▸ Direction
Reproduce every one of the entries below word for word, keeping each line in its original order.
___ Provided records
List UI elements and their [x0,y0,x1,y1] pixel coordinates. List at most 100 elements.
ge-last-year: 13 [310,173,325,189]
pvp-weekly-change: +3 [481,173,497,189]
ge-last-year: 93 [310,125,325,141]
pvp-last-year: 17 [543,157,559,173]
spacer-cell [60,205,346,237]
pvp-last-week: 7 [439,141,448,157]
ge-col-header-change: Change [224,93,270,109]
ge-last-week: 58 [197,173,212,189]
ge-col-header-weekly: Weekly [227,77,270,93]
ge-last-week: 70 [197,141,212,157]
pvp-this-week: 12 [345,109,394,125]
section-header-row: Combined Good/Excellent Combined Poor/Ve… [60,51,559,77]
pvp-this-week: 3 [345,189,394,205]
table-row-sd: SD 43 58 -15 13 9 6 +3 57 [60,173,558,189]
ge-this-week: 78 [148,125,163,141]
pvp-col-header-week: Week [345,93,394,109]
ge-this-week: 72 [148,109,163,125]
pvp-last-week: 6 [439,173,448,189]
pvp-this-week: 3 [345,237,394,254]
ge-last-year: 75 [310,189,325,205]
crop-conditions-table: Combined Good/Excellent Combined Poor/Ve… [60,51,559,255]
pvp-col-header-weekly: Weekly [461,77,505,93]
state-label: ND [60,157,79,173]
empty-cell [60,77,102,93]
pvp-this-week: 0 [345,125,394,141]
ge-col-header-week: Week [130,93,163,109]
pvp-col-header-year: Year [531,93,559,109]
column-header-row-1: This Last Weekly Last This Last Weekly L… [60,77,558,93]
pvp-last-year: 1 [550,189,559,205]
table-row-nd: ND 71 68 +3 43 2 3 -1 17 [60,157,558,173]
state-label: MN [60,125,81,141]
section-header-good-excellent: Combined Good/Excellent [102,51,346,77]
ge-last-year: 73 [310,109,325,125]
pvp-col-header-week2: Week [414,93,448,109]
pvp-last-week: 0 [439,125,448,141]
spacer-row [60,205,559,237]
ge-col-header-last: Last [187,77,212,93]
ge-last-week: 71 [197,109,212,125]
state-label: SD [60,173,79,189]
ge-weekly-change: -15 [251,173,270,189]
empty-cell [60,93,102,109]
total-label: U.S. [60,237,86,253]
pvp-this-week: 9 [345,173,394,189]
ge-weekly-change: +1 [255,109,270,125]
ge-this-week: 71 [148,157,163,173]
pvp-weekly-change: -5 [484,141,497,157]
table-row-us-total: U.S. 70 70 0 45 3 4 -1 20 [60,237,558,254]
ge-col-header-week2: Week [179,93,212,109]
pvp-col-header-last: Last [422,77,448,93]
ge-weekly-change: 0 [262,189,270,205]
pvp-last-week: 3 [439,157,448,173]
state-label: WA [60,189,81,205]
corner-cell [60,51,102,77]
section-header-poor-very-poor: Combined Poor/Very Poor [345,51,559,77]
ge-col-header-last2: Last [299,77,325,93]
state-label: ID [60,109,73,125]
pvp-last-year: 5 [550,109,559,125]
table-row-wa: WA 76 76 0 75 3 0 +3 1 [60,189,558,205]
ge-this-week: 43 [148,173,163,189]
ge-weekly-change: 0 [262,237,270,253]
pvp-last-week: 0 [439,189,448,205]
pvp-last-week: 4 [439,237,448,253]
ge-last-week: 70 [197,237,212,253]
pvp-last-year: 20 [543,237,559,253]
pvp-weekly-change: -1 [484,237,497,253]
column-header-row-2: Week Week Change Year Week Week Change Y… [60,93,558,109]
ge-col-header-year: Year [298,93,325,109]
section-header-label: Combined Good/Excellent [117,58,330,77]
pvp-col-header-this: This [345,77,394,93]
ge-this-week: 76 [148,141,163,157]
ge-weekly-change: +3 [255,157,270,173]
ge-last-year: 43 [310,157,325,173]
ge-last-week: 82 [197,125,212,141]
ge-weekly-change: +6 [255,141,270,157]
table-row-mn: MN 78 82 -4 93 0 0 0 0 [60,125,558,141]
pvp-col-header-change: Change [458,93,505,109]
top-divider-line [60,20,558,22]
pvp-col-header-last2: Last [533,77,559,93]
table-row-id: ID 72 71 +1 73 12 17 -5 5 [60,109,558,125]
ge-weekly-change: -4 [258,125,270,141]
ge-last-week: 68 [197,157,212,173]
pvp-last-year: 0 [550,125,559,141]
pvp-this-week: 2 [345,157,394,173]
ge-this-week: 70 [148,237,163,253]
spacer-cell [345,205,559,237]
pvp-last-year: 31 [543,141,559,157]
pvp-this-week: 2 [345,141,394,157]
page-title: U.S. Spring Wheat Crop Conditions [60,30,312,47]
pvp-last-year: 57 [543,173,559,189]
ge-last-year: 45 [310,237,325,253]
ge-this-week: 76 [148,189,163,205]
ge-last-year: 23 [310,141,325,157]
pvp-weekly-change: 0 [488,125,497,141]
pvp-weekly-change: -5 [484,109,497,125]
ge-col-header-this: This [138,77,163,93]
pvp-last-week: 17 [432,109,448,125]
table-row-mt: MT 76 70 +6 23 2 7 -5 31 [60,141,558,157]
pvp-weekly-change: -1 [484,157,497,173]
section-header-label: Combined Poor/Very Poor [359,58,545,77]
______
▸ Task result
List UI elements and their [x0,y0,x1,y1] pixel coordinates. List at most 100 elements.
ge-last-year: 13 [310,173,325,189]
pvp-weekly-change: +3 [481,173,497,189]
ge-last-year: 93 [310,125,325,141]
pvp-last-year: 17 [543,157,559,173]
spacer-cell [60,205,346,237]
pvp-last-week: 7 [439,141,448,157]
ge-col-header-change: Change [224,93,270,109]
ge-last-week: 58 [197,173,212,189]
ge-col-header-weekly: Weekly [227,77,270,93]
ge-last-week: 70 [197,141,212,157]
pvp-this-week: 12 [345,109,394,125]
section-header-row: Combined Good/Excellent Combined Poor/Ve… [60,51,559,77]
pvp-this-week: 3 [345,189,394,205]
table-row-sd: SD 43 58 -15 13 9 6 +3 57 [60,173,558,189]
ge-this-week: 78 [148,125,163,141]
pvp-col-header-week: Week [345,93,394,109]
ge-this-week: 72 [148,109,163,125]
pvp-last-week: 6 [439,173,448,189]
pvp-this-week: 3 [345,237,394,254]
ge-last-year: 75 [310,189,325,205]
crop-conditions-table: Combined Good/Excellent Combined Poor/Ve… [60,51,559,255]
pvp-col-header-weekly: Weekly [461,77,505,93]
state-label: ND [60,157,79,173]
empty-cell [60,77,102,93]
pvp-this-week: 0 [345,125,394,141]
ge-col-header-week: Week [130,93,163,109]
pvp-col-header-year: Year [531,93,559,109]
column-header-row-1: This Last Weekly Last This Last Weekly L… [60,77,558,93]
pvp-last-year: 1 [550,189,559,205]
table-row-nd: ND 71 68 +3 43 2 3 -1 17 [60,157,558,173]
state-label: MN [60,125,81,141]
section-header-good-excellent: Combined Good/Excellent [102,51,346,77]
ge-last-year: 73 [310,109,325,125]
pvp-col-header-week2: Week [414,93,448,109]
pvp-last-week: 0 [439,125,448,141]
spacer-row [60,205,559,237]
ge-col-header-last: Last [187,77,212,93]
ge-last-week: 71 [197,109,212,125]
state-label: SD [60,173,79,189]
ge-weekly-change: -15 [251,173,270,189]
empty-cell [60,93,102,109]
total-label: U.S. [60,237,86,253]
pvp-this-week: 9 [345,173,394,189]
ge-weekly-change: +1 [255,109,270,125]
ge-this-week: 71 [148,157,163,173]
pvp-weekly-change: -5 [484,141,497,157]
table-row-us-total: U.S. 70 70 0 45 3 4 -1 20 [60,237,558,254]
ge-col-header-week2: Week [179,93,212,109]
pvp-col-header-last: Last [422,77,448,93]
ge-weekly-change: 0 [262,189,270,205]
pvp-last-week: 3 [439,157,448,173]
state-label: WA [60,189,81,205]
corner-cell [60,51,102,77]
section-header-poor-very-poor: Combined Poor/Very Poor [345,51,559,77]
ge-col-header-last2: Last [299,77,325,93]
state-label: ID [60,109,73,125]
pvp-last-year: 5 [550,109,559,125]
table-row-wa: WA 76 76 0 75 3 0 +3 1 [60,189,558,205]
ge-this-week: 43 [148,173,163,189]
ge-weekly-change: 0 [262,237,270,253]
pvp-last-week: 0 [439,189,448,205]
pvp-last-week: 4 [439,237,448,253]
ge-last-week: 70 [197,237,212,253]
pvp-last-year: 20 [543,237,559,253]
pvp-weekly-change: -1 [484,237,497,253]
column-header-row-2: Week Week Change Year Week Week Change Y… [60,93,558,109]
ge-col-header-year: Year [298,93,325,109]
section-header-label: Combined Good/Excellent [117,58,330,77]
pvp-col-header-this: This [345,77,394,93]
ge-this-week: 76 [148,141,163,157]
ge-weekly-change: +3 [255,157,270,173]
ge-last-year: 43 [310,157,325,173]
ge-last-week: 82 [197,125,212,141]
ge-weekly-change: +6 [255,141,270,157]
table-row-mn: MN 78 82 -4 93 0 0 0 0 [60,125,558,141]
pvp-col-header-change: Change [458,93,505,109]
top-divider-line [60,20,558,22]
pvp-col-header-last2: Last [533,77,559,93]
table-row-id: ID 72 71 +1 73 12 17 -5 5 [60,109,558,125]
ge-weekly-change: -4 [258,125,270,141]
ge-last-week: 68 [197,157,212,173]
pvp-last-year: 0 [550,125,559,141]
pvp-this-week: 2 [345,157,394,173]
ge-this-week: 70 [148,237,163,253]
spacer-cell [345,205,559,237]
pvp-last-year: 31 [543,141,559,157]
pvp-this-week: 2 [345,141,394,157]
page-title: U.S. Spring Wheat Crop Conditions [60,30,312,47]
pvp-last-year: 57 [543,173,559,189]
ge-last-year: 45 [310,237,325,253]
ge-this-week: 76 [148,189,163,205]
ge-last-year: 23 [310,141,325,157]
pvp-weekly-change: 0 [488,125,497,141]
pvp-weekly-change: -5 [484,109,497,125]
ge-col-header-this: This [138,77,163,93]
pvp-last-week: 17 [432,109,448,125]
table-row-mt: MT 76 70 +6 23 2 7 -5 31 [60,141,558,157]
pvp-weekly-change: -1 [484,157,497,173]
section-header-label: Combined Poor/Very Poor [359,58,545,77]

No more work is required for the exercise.